---------- Provided data ----------

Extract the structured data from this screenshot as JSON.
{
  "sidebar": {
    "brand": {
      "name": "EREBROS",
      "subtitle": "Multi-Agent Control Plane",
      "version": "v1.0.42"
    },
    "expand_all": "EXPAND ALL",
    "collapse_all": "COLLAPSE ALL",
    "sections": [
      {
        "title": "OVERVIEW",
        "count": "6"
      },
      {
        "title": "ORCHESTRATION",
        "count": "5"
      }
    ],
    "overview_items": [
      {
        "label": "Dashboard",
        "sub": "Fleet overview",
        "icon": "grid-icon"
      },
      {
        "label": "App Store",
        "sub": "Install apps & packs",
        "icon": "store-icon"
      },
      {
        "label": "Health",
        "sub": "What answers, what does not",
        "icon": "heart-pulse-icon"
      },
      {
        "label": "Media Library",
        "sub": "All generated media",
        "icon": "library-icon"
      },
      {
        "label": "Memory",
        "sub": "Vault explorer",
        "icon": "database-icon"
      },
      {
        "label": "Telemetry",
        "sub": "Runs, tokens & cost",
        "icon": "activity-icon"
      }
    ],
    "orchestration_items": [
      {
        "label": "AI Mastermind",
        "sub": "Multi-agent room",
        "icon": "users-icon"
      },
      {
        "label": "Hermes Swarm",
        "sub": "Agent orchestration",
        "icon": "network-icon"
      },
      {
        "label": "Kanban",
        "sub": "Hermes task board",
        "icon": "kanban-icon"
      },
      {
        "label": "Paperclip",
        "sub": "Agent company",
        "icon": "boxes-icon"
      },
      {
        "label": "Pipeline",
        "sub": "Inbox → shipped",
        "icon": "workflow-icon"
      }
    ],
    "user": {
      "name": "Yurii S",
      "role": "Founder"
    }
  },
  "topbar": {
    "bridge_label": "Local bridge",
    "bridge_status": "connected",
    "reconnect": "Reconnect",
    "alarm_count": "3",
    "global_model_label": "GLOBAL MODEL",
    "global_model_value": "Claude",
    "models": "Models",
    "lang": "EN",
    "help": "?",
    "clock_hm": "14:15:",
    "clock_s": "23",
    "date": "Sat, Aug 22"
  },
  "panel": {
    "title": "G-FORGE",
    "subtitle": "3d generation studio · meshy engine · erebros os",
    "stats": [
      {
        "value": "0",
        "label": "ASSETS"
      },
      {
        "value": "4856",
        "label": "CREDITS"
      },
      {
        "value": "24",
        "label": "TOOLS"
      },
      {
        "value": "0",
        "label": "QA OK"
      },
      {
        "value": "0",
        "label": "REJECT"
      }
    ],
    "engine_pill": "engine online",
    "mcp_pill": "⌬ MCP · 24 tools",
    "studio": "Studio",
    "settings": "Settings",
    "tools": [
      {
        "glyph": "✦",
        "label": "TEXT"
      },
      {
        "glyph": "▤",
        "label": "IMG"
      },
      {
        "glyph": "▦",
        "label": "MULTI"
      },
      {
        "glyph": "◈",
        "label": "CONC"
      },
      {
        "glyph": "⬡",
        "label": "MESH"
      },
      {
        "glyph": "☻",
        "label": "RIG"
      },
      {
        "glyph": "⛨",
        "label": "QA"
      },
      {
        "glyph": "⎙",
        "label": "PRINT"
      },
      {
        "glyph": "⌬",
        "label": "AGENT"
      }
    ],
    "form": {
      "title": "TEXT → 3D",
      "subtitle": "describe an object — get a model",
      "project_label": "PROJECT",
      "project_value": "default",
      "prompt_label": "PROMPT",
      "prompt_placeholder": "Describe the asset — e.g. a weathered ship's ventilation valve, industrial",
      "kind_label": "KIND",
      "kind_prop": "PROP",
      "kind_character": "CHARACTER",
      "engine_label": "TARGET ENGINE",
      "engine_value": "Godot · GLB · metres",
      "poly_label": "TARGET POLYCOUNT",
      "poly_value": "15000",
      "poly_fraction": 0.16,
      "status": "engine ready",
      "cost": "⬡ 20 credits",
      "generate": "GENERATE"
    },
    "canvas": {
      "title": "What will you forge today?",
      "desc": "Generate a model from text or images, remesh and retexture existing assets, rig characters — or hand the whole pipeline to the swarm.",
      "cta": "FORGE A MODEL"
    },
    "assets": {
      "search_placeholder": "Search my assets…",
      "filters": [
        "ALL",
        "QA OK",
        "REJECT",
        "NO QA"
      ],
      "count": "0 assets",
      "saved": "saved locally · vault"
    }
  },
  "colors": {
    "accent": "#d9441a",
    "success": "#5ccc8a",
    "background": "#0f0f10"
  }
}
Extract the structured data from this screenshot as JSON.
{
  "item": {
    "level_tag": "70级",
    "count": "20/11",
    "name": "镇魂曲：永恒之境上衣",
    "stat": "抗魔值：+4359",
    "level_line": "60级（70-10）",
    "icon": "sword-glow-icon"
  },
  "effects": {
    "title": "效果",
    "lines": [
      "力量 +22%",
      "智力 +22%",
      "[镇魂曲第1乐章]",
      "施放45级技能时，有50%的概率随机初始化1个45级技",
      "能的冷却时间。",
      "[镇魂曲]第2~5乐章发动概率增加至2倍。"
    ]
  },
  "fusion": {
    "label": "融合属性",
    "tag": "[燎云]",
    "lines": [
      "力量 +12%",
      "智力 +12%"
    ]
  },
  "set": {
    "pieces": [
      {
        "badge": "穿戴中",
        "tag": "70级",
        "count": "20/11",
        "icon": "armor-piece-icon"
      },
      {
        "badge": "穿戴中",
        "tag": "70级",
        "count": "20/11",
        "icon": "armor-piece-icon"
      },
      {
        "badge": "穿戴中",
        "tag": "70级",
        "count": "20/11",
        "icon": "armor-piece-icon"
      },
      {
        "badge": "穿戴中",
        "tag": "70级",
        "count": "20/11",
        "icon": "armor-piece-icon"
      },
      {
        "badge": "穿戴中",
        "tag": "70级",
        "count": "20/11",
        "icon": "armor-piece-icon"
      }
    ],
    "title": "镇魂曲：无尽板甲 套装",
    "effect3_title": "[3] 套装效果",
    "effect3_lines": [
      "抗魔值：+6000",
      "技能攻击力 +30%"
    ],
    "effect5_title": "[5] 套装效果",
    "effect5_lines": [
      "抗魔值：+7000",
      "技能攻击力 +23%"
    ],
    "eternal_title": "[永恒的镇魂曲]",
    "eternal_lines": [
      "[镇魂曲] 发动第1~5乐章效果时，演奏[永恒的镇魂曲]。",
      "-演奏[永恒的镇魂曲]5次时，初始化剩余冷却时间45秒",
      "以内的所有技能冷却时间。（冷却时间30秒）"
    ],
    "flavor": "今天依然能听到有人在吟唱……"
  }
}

----------

• [Exercise details]
Reproduce the entries above exactly.

• [Solution for this exercise]
Extract the structured data from this screenshot as JSON.
{
  "sidebar": {
    "brand": {
      "name": "EREBROS",
      "subtitle": "Multi-Agent Control Plane",
      "version": "v1.0.42"
    },
    "expand_all": "EXPAND ALL",
    "collapse_all": "COLLAPSE ALL",
    "sections": [
      {
        "title": "OVERVIEW",
        "count": "6"
      },
      {
        "title": "ORCHESTRATION",
        "count": "5"
      }
    ],
    "overview_items": [
      {
        "label": "Dashboard",
        "sub": "Fleet overview",
        "icon": "grid-icon"
      },
      {
        "label": "App Store",
        "sub": "Install apps & packs",
        "icon": "store-icon"
      },
      {
        "label": "Health",
        "sub": "What answers, what does not",
        "icon": "heart-pulse-icon"
      },
      {
        "label": "Media Library",
        "sub": "All generated media",
        "icon": "library-icon"
      },
      {
        "label": "Memory",
        "sub": "Vault explorer",
        "icon": "database-icon"
      },
      {
        "label": "Telemetry",
        "sub": "Runs, tokens & cost",
        "icon": "activity-icon"
      }
    ],
    "orchestration_items": [
      {
        "label": "AI Mastermind",
        "sub": "Multi-agent room",
        "icon": "users-icon"
      },
      {
        "label": "Hermes Swarm",
        "sub": "Agent orchestration",
        "icon": "network-icon"
      },
      {
        "label": "Kanban",
        "sub": "Hermes task board",
        "icon": "kanban-icon"
      },
      {
        "label": "Paperclip",
        "sub": "Agent company",
        "icon": "boxes-icon"
      },
      {
        "label": "Pipeline",
        "sub": "Inbox → shipped",
        "icon": "workflow-icon"
      }
    ],
    "user": {
      "name": "Yurii S",
      "role": "Founder"
    }
  },
  "topbar": {
    "bridge_label": "Local bridge",
    "bridge_status": "connected",
    "reconnect": "Reconnect",
    "alarm_count": "3",
    "global_model_label": "GLOBAL MODEL",
    "global_model_value": "Claude",
    "models": "Models",
    "lang": "EN",
    "help": "?",
    "clock_hm": "14:15:",
    "clock_s": "23",
    "date": "Sat, Aug 22"
  },
  "panel": {
    "title": "G-FORGE",
    "subtitle": "3d generation studio · meshy engine · erebros os",
    "stats": [
      {
        "value": "0",
        "label": "ASSETS"
      },
      {
        "value": "4856",
        "label": "CREDITS"
      },
      {
        "value": "24",
        "label": "TOOLS"
      },
      {
        "value": "0",
        "label": "QA OK"
      },
      {
        "value": "0",
        "label": "REJECT"
      }
    ],
    "engine_pill": "engine online",
    "mcp_pill": "⌬ MCP · 24 tools",
    "studio": "Studio",
    "settings": "Settings",
    "tools": [
      {
        "glyph": "✦",
        "label": "TEXT"
      },
      {
        "glyph": "▤",
        "label": "IMG"
      },
      {
        "glyph": "▦",
        "label": "MULTI"
      },
      {
        "glyph": "◈",
        "label": "CONC"
      },
      {
        "glyph": "⬡",
        "label": "MESH"
      },
      {
        "glyph": "☻",
        "label": "RIG"
      },
      {
        "glyph": "⛨",
        "label": "QA"
      },
      {
        "glyph": "⎙",
        "label": "PRINT"
      },
      {
        "glyph": "⌬",
        "label": "AGENT"
      }
    ],
    "form": {
      "title": "TEXT → 3D",
      "subtitle": "describe an object — get a model",
      "project_label": "PROJECT",
      "project_value": "default",
      "prompt_label": "PROMPT",
      "prompt_placeholder": "Describe the asset — e.g. a weathered ship's ventilation valve, industrial",
      "kind_label": "KIND",
      "kind_prop": "PROP",
      "kind_character": "CHARACTER",
      "engine_label": "TARGET ENGINE",
      "engine_value": "Godot · GLB · metres",
      "poly_label": "TARGET POLYCOUNT",
      "poly_value": "15000",
      "poly_fraction": 0.16,
      "status": "engine ready",
      "cost": "⬡ 20 credits",
      "generate": "GENERATE"
    },
    "canvas": {
      "title": "What will you forge today?",
      "desc": "Generate a model from text or images, remesh and retexture existing assets, rig characters — or hand the whole pipeline to the swarm.",
      "cta": "FORGE A MODEL"
    },
    "assets": {
      "search_placeholder": "Search my assets…",
      "filters": [
        "ALL",
        "QA OK",
        "REJECT",
        "NO QA"
      ],
      "count": "0 assets",
      "saved": "saved locally · vault"
    }
  },
  "colors": {
    "accent": "#d9441a",
    "success": "#5ccc8a",
    "background": "#0f0f10"
  }
}
Extract the structured data from this screenshot as JSON.
{
  "item": {
    "level_tag": "70级",
    "count": "20/11",
    "name": "镇魂曲：永恒之境上衣",
    "stat": "抗魔值：+4359",
    "level_line": "60级（70-10）",
    "icon": "sword-glow-icon"
  },
  "effects": {
    "title": "效果",
    "lines": [
      "力量 +22%",
      "智力 +22%",
      "[镇魂曲第1乐章]",
      "施放45级技能时，有50%的概率随机初始化1个45级技",
      "能的冷却时间。",
      "[镇魂曲]第2~5乐章发动概率增加至2倍。"
    ]
  },
  "fusion": {
    "label": "融合属性",
    "tag": "[燎云]",
    "lines": [
      "力量 +12%",
      "智力 +12%"
    ]
  },
  "set": {
    "pieces": [
      {
        "badge": "穿戴中",
        "tag": "70级",
        "count": "20/11",
        "icon": "armor-piece-icon"
      },
      {
        "badge": "穿戴中",
        "tag": "70级",
        "count": "20/11",
        "icon": "armor-piece-icon"
      },
      {
        "badge": "穿戴中",
        "tag": "70级",
        "count": "20/11",
        "icon": "armor-piece-icon"
      },
      {
        "badge": "穿戴中",
        "tag": "70级",
        "count": "20/11",
        "icon": "armor-piece-icon"
      },
      {
        "badge": "穿戴中",
        "tag": "70级",
        "count": "20/11",
        "icon": "armor-piece-icon"
      }
    ],
    "title": "镇魂曲：无尽板甲 套装",
    "effect3_title": "[3] 套装效果",
    "effect3_lines": [
      "抗魔值：+6000",
      "技能攻击力 +30%"
    ],
    "effect5_title": "[5] 套装效果",
    "effect5_lines": [
      "抗魔值：+7000",
      "技能攻击力 +23%"
    ],
    "eternal_title": "[永恒的镇魂曲]",
    "eternal_lines": [
      "[镇魂曲] 发动第1~5乐章效果时，演奏[永恒的镇魂曲]。",
      "-演奏[永恒的镇魂曲]5次时，初始化剩余冷却时间45秒",
      "以内的所有技能冷却时间。（冷却时间30秒）"
    ],
    "flavor": "今天依然能听到有人在吟唱……"
  }
}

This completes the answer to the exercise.